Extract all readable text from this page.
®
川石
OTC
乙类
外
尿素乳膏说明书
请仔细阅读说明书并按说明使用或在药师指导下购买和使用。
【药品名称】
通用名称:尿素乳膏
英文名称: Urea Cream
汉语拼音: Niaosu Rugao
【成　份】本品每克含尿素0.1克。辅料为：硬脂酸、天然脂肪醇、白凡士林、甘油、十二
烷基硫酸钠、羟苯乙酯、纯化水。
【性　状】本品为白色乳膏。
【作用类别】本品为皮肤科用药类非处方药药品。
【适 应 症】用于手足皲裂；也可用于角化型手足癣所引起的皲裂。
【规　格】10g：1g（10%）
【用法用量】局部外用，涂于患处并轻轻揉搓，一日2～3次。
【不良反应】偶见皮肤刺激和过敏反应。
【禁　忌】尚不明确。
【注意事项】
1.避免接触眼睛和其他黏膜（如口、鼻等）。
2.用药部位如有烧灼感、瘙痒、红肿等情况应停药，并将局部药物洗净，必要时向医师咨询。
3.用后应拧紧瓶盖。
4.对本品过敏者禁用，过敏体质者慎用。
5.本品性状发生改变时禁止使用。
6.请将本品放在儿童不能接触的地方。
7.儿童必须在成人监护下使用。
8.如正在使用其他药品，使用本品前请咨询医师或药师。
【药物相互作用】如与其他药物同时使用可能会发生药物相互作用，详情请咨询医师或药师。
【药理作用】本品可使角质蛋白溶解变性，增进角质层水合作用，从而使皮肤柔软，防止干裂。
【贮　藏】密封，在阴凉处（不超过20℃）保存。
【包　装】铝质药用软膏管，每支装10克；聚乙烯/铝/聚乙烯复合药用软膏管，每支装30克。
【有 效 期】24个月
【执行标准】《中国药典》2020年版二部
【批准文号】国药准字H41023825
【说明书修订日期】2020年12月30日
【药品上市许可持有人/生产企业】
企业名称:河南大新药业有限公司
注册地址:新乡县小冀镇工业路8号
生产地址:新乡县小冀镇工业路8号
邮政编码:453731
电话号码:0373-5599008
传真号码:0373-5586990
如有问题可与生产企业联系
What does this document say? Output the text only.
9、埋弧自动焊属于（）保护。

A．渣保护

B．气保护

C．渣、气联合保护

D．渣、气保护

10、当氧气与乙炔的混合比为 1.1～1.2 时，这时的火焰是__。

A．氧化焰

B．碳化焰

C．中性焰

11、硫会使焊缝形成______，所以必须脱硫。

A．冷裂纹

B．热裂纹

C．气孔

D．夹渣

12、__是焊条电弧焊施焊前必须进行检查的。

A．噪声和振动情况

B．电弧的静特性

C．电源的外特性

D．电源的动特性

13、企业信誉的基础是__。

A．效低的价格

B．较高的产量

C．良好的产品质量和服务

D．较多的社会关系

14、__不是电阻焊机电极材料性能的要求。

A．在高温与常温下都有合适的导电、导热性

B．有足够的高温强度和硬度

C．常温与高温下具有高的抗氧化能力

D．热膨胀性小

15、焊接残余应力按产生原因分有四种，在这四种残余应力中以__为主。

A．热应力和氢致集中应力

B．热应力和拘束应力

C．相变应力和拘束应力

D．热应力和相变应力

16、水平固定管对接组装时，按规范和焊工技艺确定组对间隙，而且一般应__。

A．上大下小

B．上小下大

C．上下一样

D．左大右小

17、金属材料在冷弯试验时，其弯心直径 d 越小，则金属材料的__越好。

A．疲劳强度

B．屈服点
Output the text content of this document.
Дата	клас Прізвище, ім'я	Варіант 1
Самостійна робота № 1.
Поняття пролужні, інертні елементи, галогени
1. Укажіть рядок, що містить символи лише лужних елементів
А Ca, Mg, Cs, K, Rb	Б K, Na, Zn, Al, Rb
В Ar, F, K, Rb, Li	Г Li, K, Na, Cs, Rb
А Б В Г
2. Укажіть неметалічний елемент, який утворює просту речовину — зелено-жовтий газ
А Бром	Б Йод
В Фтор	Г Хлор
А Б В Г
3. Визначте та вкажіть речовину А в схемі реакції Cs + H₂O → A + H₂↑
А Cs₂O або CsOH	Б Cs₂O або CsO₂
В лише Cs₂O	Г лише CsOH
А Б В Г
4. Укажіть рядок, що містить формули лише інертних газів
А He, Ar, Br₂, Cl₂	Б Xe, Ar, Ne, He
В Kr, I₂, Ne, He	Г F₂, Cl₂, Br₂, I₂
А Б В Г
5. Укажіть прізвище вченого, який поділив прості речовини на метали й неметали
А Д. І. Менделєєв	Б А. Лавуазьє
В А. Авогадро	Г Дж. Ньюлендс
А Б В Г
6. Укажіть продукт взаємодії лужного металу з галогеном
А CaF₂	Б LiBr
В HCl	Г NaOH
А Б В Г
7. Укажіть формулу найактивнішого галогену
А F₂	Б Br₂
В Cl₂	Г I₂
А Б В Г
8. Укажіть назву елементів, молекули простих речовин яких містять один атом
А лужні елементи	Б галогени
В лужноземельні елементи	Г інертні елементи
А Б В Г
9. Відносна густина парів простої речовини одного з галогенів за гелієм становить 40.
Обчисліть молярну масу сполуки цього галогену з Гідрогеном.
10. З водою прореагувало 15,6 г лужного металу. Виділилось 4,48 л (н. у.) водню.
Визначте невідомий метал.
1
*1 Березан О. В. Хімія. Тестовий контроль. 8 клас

★ ★ ★

Reproduce the data in full, exactly as presented.

*Task answer:*
Extract all readable text from this page.
®
川石
OTC
乙类
外
尿素乳膏说明书
请仔细阅读说明书并按说明使用或在药师指导下购买和使用。
【药品名称】
通用名称:尿素乳膏
英文名称: Urea Cream
汉语拼音: Niaosu Rugao
【成　份】本品每克含尿素0.1克。辅料为：硬脂酸、天然脂肪醇、白凡士林、甘油、十二
烷基硫酸钠、羟苯乙酯、纯化水。
【性　状】本品为白色乳膏。
【作用类别】本品为皮肤科用药类非处方药药品。
【适 应 症】用于手足皲裂；也可用于角化型手足癣所引起的皲裂。
【规　格】10g：1g（10%）
【用法用量】局部外用，涂于患处并轻轻揉搓，一日2～3次。
【不良反应】偶见皮肤刺激和过敏反应。
【禁　忌】尚不明确。
【注意事项】
1.避免接触眼睛和其他黏膜（如口、鼻等）。
2.用药部位如有烧灼感、瘙痒、红肿等情况应停药，并将局部药物洗净，必要时向医师咨询。
3.用后应拧紧瓶盖。
4.对本品过敏者禁用，过敏体质者慎用。
5.本品性状发生改变时禁止使用。
6.请将本品放在儿童不能接触的地方。
7.儿童必须在成人监护下使用。
8.如正在使用其他药品，使用本品前请咨询医师或药师。
【药物相互作用】如与其他药物同时使用可能会发生药物相互作用，详情请咨询医师或药师。
【药理作用】本品可使角质蛋白溶解变性，增进角质层水合作用，从而使皮肤柔软，防止干裂。
【贮　藏】密封，在阴凉处（不超过20℃）保存。
【包　装】铝质药用软膏管，每支装10克；聚乙烯/铝/聚乙烯复合药用软膏管，每支装30克。
【有 效 期】24个月
【执行标准】《中国药典》2020年版二部
【批准文号】国药准字H41023825
【说明书修订日期】2020年12月30日
【药品上市许可持有人/生产企业】
企业名称:河南大新药业有限公司
注册地址:新乡县小冀镇工业路8号
生产地址:新乡县小冀镇工业路8号
邮政编码:453731
电话号码:0373-5599008
传真号码:0373-5586990
如有问题可与生产企业联系
What does this document say? Output the text only.
9、埋弧自动焊属于（）保护。

A．渣保护

B．气保护

C．渣、气联合保护

D．渣、气保护

10、当氧气与乙炔的混合比为 1.1～1.2 时，这时的火焰是__。

A．氧化焰

B．碳化焰

C．中性焰

11、硫会使焊缝形成______，所以必须脱硫。

A．冷裂纹

B．热裂纹

C．气孔

D．夹渣

12、__是焊条电弧焊施焊前必须进行检查的。

A．噪声和振动情况

B．电弧的静特性

C．电源的外特性

D．电源的动特性

13、企业信誉的基础是__。

A．效低的价格

B．较高的产量

C．良好的产品质量和服务

D．较多的社会关系

14、__不是电阻焊机电极材料性能的要求。

A．在高温与常温下都有合适的导电、导热性

B．有足够的高温强度和硬度

C．常温与高温下具有高的抗氧化能力

D．热膨胀性小

15、焊接残余应力按产生原因分有四种，在这四种残余应力中以__为主。

A．热应力和氢致集中应力

B．热应力和拘束应力

C．相变应力和拘束应力

D．热应力和相变应力

16、水平固定管对接组装时，按规范和焊工技艺确定组对间隙，而且一般应__。

A．上大下小

B．上小下大

C．上下一样

D．左大右小

17、金属材料在冷弯试验时，其弯心直径 d 越小，则金属材料的__越好。

A．疲劳强度

B．屈服点
Output the text content of this document.
Дата	клас Прізвище, ім'я	Варіант 1
Самостійна робота № 1.
Поняття пролужні, інертні елементи, галогени
1. Укажіть рядок, що містить символи лише лужних елементів
А Ca, Mg, Cs, K, Rb	Б K, Na, Zn, Al, Rb
В Ar, F, K, Rb, Li	Г Li, K, Na, Cs, Rb
А Б В Г
2. Укажіть неметалічний елемент, який утворює просту речовину — зелено-жовтий газ
А Бром	Б Йод
В Фтор	Г Хлор
А Б В Г
3. Визначте та вкажіть речовину А в схемі реакції Cs + H₂O → A + H₂↑
А Cs₂O або CsOH	Б Cs₂O або CsO₂
В лише Cs₂O	Г лише CsOH
А Б В Г
4. Укажіть рядок, що містить формули лише інертних газів
А He, Ar, Br₂, Cl₂	Б Xe, Ar, Ne, He
В Kr, I₂, Ne, He	Г F₂, Cl₂, Br₂, I₂
А Б В Г
5. Укажіть прізвище вченого, який поділив прості речовини на метали й неметали
А Д. І. Менделєєв	Б А. Лавуазьє
В А. Авогадро	Г Дж. Ньюлендс
А Б В Г
6. Укажіть продукт взаємодії лужного металу з галогеном
А CaF₂	Б LiBr
В HCl	Г NaOH
А Б В Г
7. Укажіть формулу найактивнішого галогену
А F₂	Б Br₂
В Cl₂	Г I₂
А Б В Г
8. Укажіть назву елементів, молекули простих речовин яких містять один атом
А лужні елементи	Б галогени
В лужноземельні елементи	Г інертні елементи
А Б В Г
9. Відносна густина парів простої речовини одного з галогенів за гелієм становить 40.
Обчисліть молярну масу сполуки цього галогену з Гідрогеном.
10. З водою прореагувало 15,6 г лужного металу. Виділилось 4,48 л (н. у.) водню.
Визначте невідомий метал.
1
*1 Березан О. В. Хімія. Тестовий контроль. 8 клас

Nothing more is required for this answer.